> **Directions**
Reproduce the items from the first line through the line containing "text-paragraph: どきどきするけど、悪くない感じ。 [185,40,216,758]", switching "text-paragraph" to "body-paragraph" wherever it occurs and changing nothing else.

Stored entries:
========================
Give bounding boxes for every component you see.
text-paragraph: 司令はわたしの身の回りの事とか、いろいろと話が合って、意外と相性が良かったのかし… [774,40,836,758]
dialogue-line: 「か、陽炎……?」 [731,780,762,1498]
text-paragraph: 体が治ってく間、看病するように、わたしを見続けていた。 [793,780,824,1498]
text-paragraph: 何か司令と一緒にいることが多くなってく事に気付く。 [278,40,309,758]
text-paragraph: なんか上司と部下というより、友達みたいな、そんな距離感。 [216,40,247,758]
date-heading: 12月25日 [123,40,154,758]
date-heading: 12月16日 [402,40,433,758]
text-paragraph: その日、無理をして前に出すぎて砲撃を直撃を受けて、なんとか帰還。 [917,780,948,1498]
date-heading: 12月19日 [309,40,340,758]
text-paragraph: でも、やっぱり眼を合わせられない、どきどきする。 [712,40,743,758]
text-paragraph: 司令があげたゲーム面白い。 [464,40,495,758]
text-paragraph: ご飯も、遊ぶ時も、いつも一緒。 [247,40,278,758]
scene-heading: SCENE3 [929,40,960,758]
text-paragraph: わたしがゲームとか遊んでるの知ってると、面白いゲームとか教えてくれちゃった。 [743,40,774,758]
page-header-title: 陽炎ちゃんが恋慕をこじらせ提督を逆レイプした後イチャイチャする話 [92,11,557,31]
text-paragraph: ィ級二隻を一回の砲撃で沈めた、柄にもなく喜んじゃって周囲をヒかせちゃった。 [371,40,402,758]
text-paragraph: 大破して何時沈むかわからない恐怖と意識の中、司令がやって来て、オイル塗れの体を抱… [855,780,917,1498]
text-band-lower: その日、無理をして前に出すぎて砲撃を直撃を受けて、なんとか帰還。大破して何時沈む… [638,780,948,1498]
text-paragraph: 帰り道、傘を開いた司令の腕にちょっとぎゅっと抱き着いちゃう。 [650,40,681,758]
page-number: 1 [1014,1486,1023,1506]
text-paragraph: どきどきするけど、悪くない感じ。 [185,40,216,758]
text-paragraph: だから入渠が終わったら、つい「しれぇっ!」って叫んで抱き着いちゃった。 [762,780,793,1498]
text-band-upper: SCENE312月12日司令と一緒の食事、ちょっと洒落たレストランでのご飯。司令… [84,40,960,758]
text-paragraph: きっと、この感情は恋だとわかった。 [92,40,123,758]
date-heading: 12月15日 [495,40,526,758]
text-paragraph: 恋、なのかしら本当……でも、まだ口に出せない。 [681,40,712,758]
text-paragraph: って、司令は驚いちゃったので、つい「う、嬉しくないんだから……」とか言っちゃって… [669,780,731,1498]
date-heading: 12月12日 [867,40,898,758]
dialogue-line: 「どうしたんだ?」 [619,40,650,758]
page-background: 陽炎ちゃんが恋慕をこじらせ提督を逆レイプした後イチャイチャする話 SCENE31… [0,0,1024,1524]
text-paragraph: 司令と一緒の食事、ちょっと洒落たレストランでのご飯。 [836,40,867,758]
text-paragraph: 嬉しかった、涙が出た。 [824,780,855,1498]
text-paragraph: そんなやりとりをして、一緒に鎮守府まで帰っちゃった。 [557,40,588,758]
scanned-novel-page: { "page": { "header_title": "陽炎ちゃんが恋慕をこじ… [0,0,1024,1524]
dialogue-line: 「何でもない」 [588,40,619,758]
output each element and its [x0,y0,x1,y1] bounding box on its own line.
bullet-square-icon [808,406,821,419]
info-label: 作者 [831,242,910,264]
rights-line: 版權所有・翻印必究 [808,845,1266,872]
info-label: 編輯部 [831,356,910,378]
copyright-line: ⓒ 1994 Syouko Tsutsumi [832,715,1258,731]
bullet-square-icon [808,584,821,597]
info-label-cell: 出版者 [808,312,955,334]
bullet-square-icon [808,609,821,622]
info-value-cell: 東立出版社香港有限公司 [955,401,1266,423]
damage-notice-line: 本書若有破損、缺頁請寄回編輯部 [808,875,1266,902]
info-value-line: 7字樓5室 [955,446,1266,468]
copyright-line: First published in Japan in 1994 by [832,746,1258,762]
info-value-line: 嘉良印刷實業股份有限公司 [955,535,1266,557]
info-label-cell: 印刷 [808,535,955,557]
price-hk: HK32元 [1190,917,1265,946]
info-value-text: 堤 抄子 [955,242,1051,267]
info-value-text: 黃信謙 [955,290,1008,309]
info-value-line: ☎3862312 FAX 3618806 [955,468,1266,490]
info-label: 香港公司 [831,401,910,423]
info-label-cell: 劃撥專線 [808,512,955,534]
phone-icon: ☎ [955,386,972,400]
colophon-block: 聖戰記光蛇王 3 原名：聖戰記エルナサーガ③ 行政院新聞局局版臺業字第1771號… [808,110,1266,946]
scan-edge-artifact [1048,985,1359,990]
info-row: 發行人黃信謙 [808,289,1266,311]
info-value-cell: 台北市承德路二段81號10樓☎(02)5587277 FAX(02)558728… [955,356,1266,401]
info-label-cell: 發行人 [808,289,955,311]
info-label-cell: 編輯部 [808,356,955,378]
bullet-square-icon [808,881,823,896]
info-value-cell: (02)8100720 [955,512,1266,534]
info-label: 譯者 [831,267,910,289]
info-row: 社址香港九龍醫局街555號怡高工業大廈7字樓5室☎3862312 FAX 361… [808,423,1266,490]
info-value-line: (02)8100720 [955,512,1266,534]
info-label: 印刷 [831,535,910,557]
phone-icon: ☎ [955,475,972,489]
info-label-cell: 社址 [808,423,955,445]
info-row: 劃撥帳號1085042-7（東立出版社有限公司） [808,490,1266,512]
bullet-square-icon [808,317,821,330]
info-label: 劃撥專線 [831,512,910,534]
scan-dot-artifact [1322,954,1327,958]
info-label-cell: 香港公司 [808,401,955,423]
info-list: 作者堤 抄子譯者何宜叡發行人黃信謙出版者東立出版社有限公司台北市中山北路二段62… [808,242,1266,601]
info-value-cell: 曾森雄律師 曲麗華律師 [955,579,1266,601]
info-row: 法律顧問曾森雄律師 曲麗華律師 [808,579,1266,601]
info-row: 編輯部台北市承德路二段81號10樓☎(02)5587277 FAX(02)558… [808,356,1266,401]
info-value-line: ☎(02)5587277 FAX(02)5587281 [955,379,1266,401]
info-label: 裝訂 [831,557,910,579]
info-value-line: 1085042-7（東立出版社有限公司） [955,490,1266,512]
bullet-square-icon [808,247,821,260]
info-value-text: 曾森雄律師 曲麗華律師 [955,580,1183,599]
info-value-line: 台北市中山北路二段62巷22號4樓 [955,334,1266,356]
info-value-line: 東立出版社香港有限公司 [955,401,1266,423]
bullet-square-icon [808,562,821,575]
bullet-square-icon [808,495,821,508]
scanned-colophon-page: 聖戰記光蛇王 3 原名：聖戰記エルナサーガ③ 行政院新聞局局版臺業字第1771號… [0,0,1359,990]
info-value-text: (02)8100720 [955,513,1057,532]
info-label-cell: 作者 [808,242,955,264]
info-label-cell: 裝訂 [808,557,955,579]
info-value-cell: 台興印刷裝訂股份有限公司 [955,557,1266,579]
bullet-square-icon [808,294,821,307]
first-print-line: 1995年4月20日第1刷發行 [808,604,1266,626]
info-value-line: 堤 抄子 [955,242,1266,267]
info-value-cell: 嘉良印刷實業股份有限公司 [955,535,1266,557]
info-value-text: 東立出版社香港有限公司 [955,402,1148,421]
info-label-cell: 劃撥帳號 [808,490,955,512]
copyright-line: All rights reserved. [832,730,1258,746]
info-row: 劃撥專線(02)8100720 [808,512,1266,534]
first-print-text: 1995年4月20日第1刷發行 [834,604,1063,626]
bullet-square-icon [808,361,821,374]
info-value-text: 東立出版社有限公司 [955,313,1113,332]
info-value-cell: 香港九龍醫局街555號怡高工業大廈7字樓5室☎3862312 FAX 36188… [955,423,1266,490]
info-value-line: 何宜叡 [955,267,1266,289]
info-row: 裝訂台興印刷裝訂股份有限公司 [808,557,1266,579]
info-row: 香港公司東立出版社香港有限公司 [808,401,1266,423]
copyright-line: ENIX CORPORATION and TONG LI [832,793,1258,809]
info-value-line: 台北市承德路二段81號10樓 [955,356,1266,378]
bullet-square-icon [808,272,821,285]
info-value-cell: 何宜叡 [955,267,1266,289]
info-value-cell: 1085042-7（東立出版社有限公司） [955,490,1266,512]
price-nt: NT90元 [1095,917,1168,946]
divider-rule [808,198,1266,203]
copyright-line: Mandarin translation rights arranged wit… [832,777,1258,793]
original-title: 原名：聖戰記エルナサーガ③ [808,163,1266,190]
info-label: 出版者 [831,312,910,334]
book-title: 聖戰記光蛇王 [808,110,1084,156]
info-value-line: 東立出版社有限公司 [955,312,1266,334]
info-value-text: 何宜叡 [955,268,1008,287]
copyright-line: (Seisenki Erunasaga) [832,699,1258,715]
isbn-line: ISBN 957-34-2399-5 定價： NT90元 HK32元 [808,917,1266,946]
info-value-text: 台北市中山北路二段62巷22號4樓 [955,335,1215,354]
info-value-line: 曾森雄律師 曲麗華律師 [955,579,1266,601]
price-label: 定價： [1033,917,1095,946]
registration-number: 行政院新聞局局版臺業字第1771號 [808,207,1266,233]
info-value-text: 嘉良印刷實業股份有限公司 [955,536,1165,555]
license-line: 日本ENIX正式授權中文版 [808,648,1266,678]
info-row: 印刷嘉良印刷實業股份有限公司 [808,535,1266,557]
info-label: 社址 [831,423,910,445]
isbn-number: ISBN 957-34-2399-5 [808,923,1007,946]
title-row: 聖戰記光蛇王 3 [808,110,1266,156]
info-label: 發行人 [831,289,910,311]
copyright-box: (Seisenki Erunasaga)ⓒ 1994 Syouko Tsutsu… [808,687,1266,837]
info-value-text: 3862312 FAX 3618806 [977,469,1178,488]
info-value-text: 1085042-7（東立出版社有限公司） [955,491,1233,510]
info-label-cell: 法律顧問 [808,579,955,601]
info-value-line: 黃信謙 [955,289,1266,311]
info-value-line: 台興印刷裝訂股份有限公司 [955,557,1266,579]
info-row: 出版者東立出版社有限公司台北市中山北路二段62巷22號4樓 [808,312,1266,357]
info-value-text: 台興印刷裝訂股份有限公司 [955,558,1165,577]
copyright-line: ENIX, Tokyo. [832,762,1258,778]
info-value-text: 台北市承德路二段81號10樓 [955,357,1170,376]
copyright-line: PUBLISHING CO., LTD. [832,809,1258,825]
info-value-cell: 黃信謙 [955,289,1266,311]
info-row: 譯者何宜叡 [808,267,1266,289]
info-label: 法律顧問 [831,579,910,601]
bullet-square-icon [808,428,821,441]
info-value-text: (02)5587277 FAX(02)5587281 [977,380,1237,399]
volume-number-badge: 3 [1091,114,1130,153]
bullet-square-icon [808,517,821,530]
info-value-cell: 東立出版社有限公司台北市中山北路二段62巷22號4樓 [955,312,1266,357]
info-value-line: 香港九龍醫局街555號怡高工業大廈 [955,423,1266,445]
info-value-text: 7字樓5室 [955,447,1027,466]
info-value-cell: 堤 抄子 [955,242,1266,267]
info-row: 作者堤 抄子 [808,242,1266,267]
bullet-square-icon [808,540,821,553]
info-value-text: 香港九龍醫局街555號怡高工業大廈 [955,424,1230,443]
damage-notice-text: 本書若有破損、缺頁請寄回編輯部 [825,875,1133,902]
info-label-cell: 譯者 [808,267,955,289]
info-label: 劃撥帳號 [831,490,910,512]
========================
> **Exercise answer**
Give bounding boxes for every component you see.
body-paragraph: 司令はわたしの身の回りの事とか、いろいろと話が合って、意外と相性が良かったのかし… [774,40,836,758]
dialogue-line: 「か、陽炎……?」 [731,780,762,1498]
body-paragraph: 体が治ってく間、看病するように、わたしを見続けていた。 [793,780,824,1498]
body-paragraph: 何か司令と一緒にいることが多くなってく事に気付く。 [278,40,309,758]
body-paragraph: なんか上司と部下というより、友達みたいな、そんな距離感。 [216,40,247,758]
date-heading: 12月25日 [123,40,154,758]
date-heading: 12月16日 [402,40,433,758]
body-paragraph: その日、無理をして前に出すぎて砲撃を直撃を受けて、なんとか帰還。 [917,780,948,1498]
date-heading: 12月19日 [309,40,340,758]
body-paragraph: でも、やっぱり眼を合わせられない、どきどきする。 [712,40,743,758]
body-paragraph: 司令があげたゲーム面白い。 [464,40,495,758]
body-paragraph: ご飯も、遊ぶ時も、いつも一緒。 [247,40,278,758]
scene-heading: SCENE3 [929,40,960,758]
body-paragraph: わたしがゲームとか遊んでるの知ってると、面白いゲームとか教えてくれちゃった。 [743,40,774,758]
page-header-title: 陽炎ちゃんが恋慕をこじらせ提督を逆レイプした後イチャイチャする話 [92,11,557,31]
body-paragraph: ィ級二隻を一回の砲撃で沈めた、柄にもなく喜んじゃって周囲をヒかせちゃった。 [371,40,402,758]
body-paragraph: 大破して何時沈むかわからない恐怖と意識の中、司令がやって来て、オイル塗れの体を抱… [855,780,917,1498]
text-band-lower: その日、無理をして前に出すぎて砲撃を直撃を受けて、なんとか帰還。大破して何時沈む… [638,780,948,1498]
body-paragraph: 帰り道、傘を開いた司令の腕にちょっとぎゅっと抱き着いちゃう。 [650,40,681,758]
page-number: 1 [1014,1486,1023,1506]
body-paragraph: どきどきするけど、悪くない感じ。 [185,40,216,758]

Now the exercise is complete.